- WHAT THE TASK REQUIRES
Gather all lines containing the string "通过它的电流为" and copy them out.

- PROVIDED RECORDS
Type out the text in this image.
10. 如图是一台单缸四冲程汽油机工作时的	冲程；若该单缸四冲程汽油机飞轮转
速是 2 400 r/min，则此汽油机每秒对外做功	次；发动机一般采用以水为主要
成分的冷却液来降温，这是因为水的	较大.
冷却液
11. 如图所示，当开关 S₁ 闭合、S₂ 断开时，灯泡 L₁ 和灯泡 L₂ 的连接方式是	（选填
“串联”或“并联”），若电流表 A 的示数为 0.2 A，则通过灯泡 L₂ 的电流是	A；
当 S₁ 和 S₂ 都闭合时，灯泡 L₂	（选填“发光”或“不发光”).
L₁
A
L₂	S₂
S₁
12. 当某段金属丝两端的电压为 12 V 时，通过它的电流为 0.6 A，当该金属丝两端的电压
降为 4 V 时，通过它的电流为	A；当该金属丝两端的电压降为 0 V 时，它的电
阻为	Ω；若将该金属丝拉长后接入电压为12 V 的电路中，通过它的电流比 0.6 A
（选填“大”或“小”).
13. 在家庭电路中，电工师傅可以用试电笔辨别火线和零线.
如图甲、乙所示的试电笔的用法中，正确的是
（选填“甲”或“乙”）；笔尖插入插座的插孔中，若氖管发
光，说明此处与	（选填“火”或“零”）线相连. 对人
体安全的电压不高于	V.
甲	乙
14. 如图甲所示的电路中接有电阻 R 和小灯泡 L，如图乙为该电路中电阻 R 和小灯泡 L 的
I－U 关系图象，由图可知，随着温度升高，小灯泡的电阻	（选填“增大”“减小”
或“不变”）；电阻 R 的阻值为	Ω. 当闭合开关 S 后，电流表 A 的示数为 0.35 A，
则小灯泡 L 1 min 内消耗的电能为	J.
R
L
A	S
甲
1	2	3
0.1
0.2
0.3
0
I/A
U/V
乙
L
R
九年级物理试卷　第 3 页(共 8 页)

- REPLY
12. 当某段金属丝两端的电压为 12 V 时，通过它的电流为 0.6 A，当该金属丝两端的电压
降为 4 V 时，通过它的电流为	A；当该金属丝两端的电压降为 0 V 时，它的电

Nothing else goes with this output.